> [Work required]: Reproduce the listing verbatim.

> [Data]:
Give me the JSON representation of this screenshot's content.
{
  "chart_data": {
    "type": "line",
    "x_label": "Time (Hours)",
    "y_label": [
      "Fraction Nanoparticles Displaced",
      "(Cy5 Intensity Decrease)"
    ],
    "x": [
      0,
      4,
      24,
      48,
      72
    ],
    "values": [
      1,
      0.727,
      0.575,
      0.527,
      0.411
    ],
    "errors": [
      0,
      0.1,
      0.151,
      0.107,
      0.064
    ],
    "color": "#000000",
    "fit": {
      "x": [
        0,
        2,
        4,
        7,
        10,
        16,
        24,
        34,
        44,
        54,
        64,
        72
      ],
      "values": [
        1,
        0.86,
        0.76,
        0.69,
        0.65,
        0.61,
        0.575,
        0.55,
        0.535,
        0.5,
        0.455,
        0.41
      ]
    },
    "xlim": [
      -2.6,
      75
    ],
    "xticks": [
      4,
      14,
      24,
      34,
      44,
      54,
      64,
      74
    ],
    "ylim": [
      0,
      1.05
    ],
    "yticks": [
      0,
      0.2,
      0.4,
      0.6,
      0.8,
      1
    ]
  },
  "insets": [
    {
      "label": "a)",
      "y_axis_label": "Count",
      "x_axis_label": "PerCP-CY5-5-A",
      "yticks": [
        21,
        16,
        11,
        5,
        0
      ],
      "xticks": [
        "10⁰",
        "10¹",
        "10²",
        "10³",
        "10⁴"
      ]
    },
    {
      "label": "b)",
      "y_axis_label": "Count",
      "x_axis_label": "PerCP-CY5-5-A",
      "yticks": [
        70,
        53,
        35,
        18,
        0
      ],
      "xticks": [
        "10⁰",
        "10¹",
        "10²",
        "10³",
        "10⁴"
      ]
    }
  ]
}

> [Answer for the task]:
Give me the JSON representation of this screenshot's content.
{
  "chart_data": {
    "type": "line",
    "x_label": "Time (Hours)",
    "y_label": [
      "Fraction Nanoparticles Displaced",
      "(Cy5 Intensity Decrease)"
    ],
    "x": [
      0,
      4,
      24,
      48,
      72
    ],
    "values": [
      1,
      0.727,
      0.575,
      0.527,
      0.411
    ],
    "errors": [
      0,
      0.1,
      0.151,
      0.107,
      0.064
    ],
    "color": "#000000",
    "fit": {
      "x": [
        0,
        2,
        4,
        7,
        10,
        16,
        24,
        34,
        44,
        54,
        64,
        72
      ],
      "values": [
        1,
        0.86,
        0.76,
        0.69,
        0.65,
        0.61,
        0.575,
        0.55,
        0.535,
        0.5,
        0.455,
        0.41
      ]
    },
    "xlim": [
      -2.6,
      75
    ],
    "xticks": [
      4,
      14,
      24,
      34,
      44,
      54,
      64,
      74
    ],
    "ylim": [
      0,
      1.05
    ],
    "yticks": [
      0,
      0.2,
      0.4,
      0.6,
      0.8,
      1
    ]
  },
  "insets": [
    {
      "label": "a)",
      "y_axis_label": "Count",
      "x_axis_label": "PerCP-CY5-5-A",
      "yticks": [
        21,
        16,
        11,
        5,
        0
      ],
      "xticks": [
        "10⁰",
        "10¹",
        "10²",
        "10³",
        "10⁴"
      ]
    },
    {
      "label": "b)",
      "y_axis_label": "Count",
      "x_axis_label": "PerCP-CY5-5-A",
      "yticks": [
        70,
        53,
        35,
        18,
        0
      ],
      "xticks": [
        "10⁰",
        "10¹",
        "10²",
        "10³",
        "10⁴"
      ]
    }
  ]
}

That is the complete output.